▶
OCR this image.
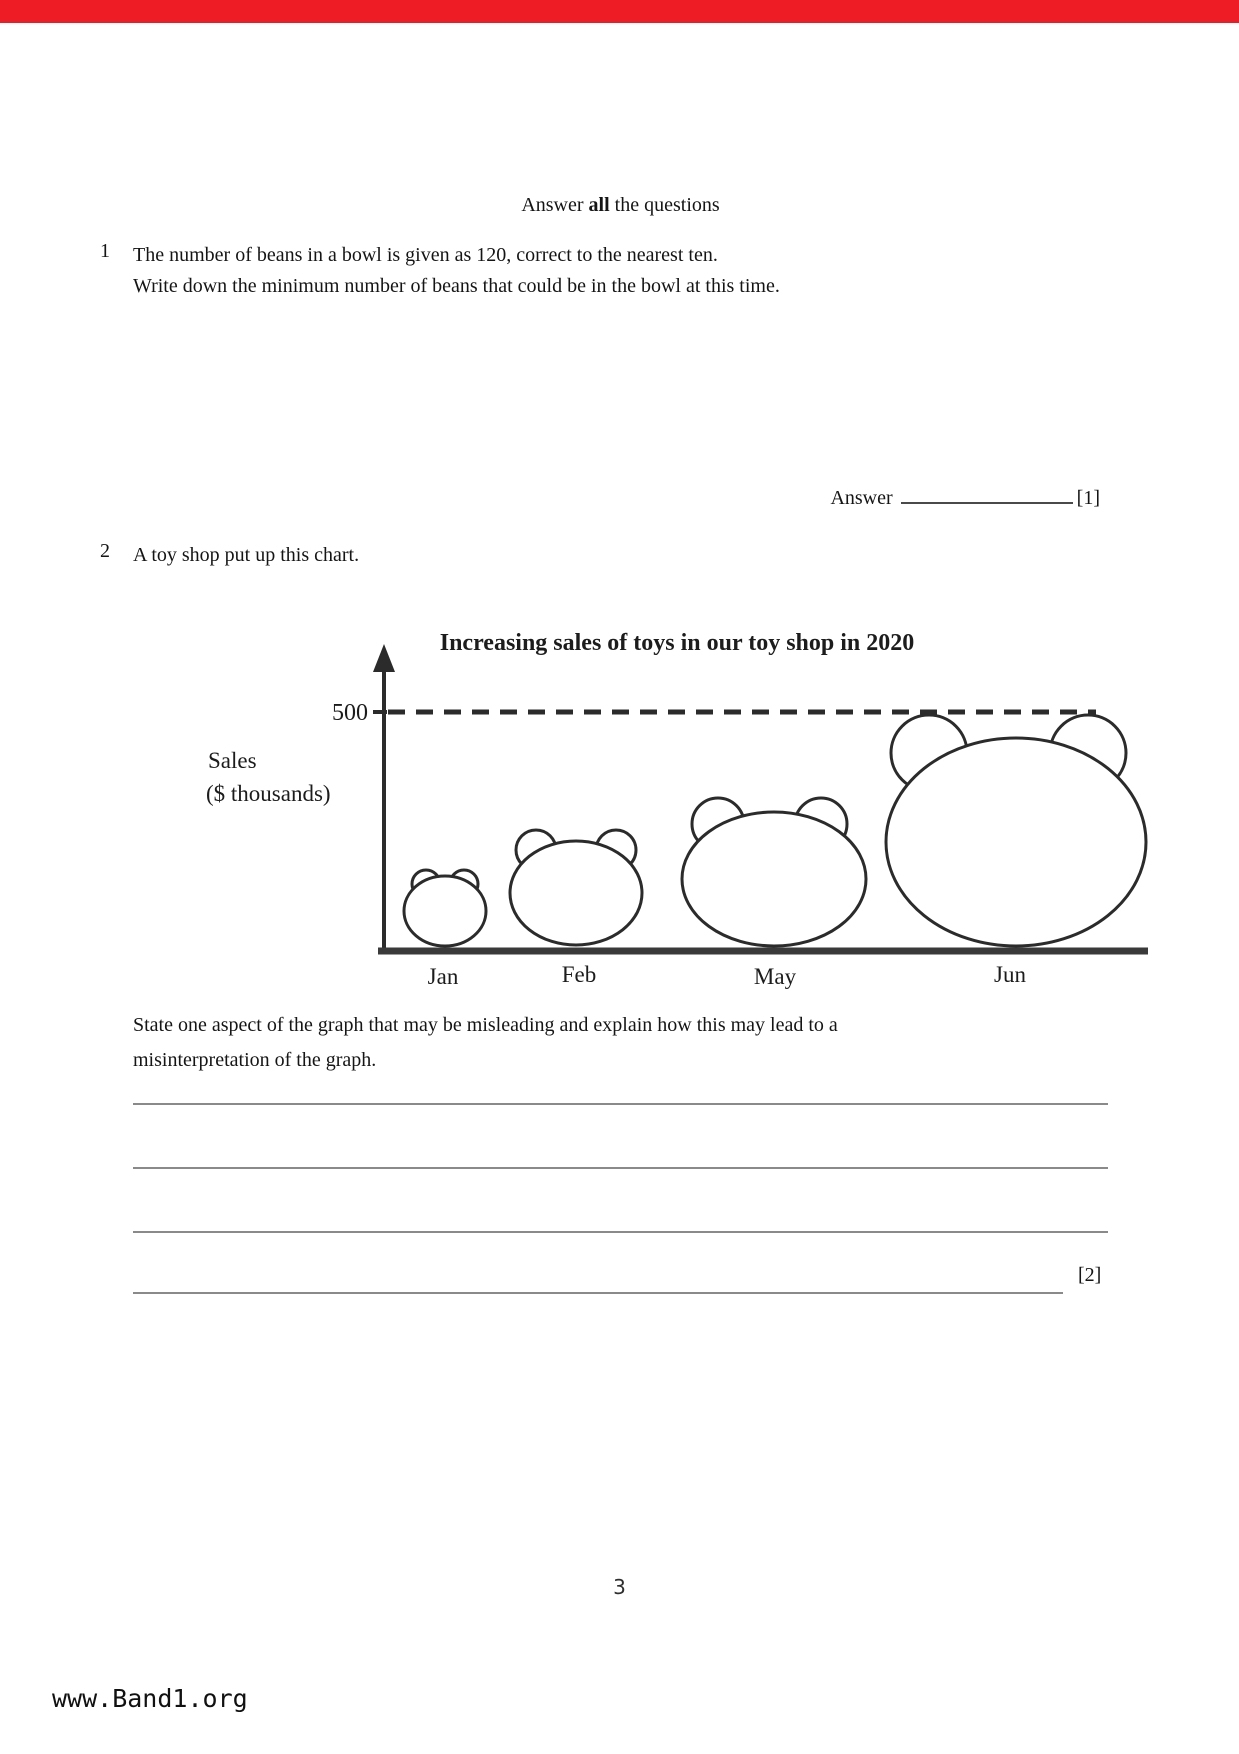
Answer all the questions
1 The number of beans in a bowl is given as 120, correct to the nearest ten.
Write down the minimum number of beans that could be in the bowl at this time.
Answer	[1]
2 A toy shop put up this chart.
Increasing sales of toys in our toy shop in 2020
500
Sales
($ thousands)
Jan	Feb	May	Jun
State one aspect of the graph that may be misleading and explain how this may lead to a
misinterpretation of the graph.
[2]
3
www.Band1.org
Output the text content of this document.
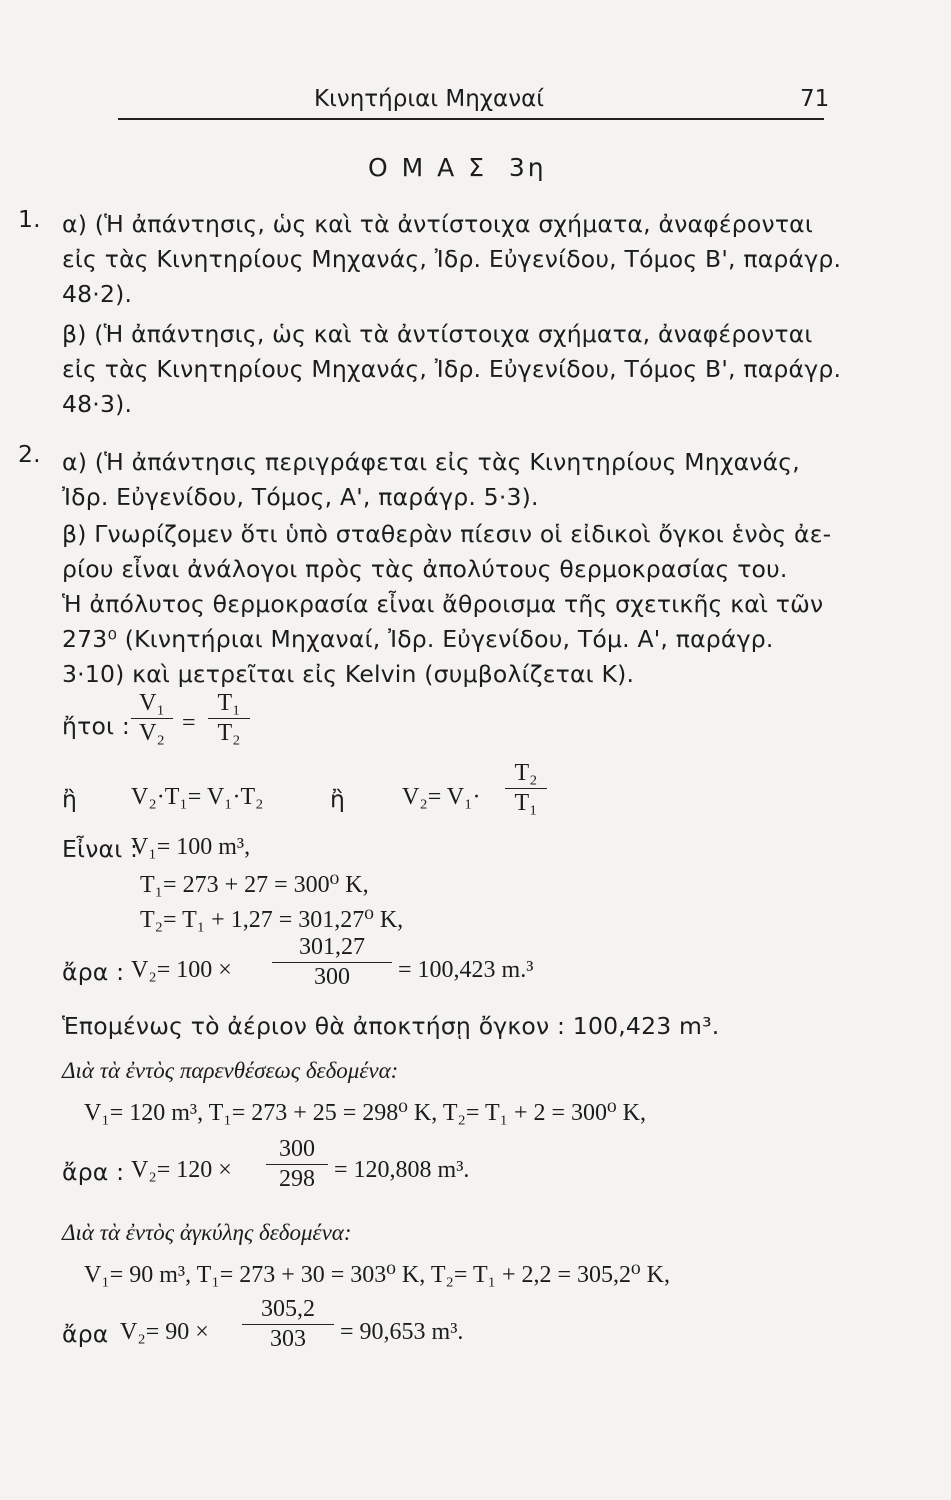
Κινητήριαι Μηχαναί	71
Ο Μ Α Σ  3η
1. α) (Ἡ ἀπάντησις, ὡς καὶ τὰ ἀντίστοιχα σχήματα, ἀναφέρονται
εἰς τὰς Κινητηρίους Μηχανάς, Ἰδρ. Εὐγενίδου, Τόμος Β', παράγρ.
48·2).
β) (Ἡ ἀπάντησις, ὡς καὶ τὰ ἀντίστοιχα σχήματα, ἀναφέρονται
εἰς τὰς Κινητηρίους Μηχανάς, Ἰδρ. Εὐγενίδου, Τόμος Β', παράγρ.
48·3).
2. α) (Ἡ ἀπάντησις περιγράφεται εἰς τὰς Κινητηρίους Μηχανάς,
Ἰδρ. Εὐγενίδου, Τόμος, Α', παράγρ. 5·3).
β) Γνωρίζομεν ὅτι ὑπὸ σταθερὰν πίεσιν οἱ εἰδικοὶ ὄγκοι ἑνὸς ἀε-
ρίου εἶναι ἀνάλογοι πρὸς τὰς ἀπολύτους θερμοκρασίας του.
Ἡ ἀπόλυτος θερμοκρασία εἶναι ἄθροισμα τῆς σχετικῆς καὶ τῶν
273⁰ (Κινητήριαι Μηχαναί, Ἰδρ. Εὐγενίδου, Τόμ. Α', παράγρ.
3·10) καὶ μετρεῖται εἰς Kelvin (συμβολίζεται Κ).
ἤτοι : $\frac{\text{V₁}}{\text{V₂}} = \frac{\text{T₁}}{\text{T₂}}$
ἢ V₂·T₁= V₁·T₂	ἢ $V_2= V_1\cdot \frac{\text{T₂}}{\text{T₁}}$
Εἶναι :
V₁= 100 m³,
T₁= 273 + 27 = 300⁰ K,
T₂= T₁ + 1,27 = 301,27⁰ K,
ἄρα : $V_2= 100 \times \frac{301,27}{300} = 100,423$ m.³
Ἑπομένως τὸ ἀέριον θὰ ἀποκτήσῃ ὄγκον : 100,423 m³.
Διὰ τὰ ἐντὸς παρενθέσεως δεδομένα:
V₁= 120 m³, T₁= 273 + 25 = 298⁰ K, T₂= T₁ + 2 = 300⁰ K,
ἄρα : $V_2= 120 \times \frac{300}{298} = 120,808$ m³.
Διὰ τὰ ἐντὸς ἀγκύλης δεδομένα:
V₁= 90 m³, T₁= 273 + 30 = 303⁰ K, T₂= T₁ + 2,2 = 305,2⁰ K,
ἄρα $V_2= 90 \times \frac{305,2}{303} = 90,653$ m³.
◀
Repeat the records above exactly, leaving out any pictures they contain.

**Final answer:**
OCR this image.
Answer all the questions
1 The number of beans in a bowl is given as 120, correct to the nearest ten.
Write down the minimum number of beans that could be in the bowl at this time.
Answer	[1]
2 A toy shop put up this chart.
Increasing sales of toys in our toy shop in 2020
500
Sales
($ thousands)
Jan	Feb	May	Jun
State one aspect of the graph that may be misleading and explain how this may lead to a
misinterpretation of the graph.
[2]
3
www.Band1.org
Output the text content of this document.
Κινητήριαι Μηχαναί	71
Ο Μ Α Σ  3η
1. α) (Ἡ ἀπάντησις, ὡς καὶ τὰ ἀντίστοιχα σχήματα, ἀναφέρονται
εἰς τὰς Κινητηρίους Μηχανάς, Ἰδρ. Εὐγενίδου, Τόμος Β', παράγρ.
48·2).
β) (Ἡ ἀπάντησις, ὡς καὶ τὰ ἀντίστοιχα σχήματα, ἀναφέρονται
εἰς τὰς Κινητηρίους Μηχανάς, Ἰδρ. Εὐγενίδου, Τόμος Β', παράγρ.
48·3).
2. α) (Ἡ ἀπάντησις περιγράφεται εἰς τὰς Κινητηρίους Μηχανάς,
Ἰδρ. Εὐγενίδου, Τόμος, Α', παράγρ. 5·3).
β) Γνωρίζομεν ὅτι ὑπὸ σταθερὰν πίεσιν οἱ εἰδικοὶ ὄγκοι ἑνὸς ἀε-
ρίου εἶναι ἀνάλογοι πρὸς τὰς ἀπολύτους θερμοκρασίας του.
Ἡ ἀπόλυτος θερμοκρασία εἶναι ἄθροισμα τῆς σχετικῆς καὶ τῶν
273⁰ (Κινητήριαι Μηχαναί, Ἰδρ. Εὐγενίδου, Τόμ. Α', παράγρ.
3·10) καὶ μετρεῖται εἰς Kelvin (συμβολίζεται Κ).
ἤτοι : $\frac{\text{V₁}}{\text{V₂}} = \frac{\text{T₁}}{\text{T₂}}$
ἢ V₂·T₁= V₁·T₂	ἢ $V_2= V_1\cdot \frac{\text{T₂}}{\text{T₁}}$
Εἶναι :
V₁= 100 m³,
T₁= 273 + 27 = 300⁰ K,
T₂= T₁ + 1,27 = 301,27⁰ K,
ἄρα : $V_2= 100 \times \frac{301,27}{300} = 100,423$ m.³
Ἑπομένως τὸ ἀέριον θὰ ἀποκτήσῃ ὄγκον : 100,423 m³.
Διὰ τὰ ἐντὸς παρενθέσεως δεδομένα:
V₁= 120 m³, T₁= 273 + 25 = 298⁰ K, T₂= T₁ + 2 = 300⁰ K,
ἄρα : $V_2= 120 \times \frac{300}{298} = 120,808$ m³.
Διὰ τὰ ἐντὸς ἀγκύλης δεδομένα:
V₁= 90 m³, T₁= 273 + 30 = 303⁰ K, T₂= T₁ + 2,2 = 305,2⁰ K,
ἄρα $V_2= 90 \times \frac{305,2}{303} = 90,653$ m³.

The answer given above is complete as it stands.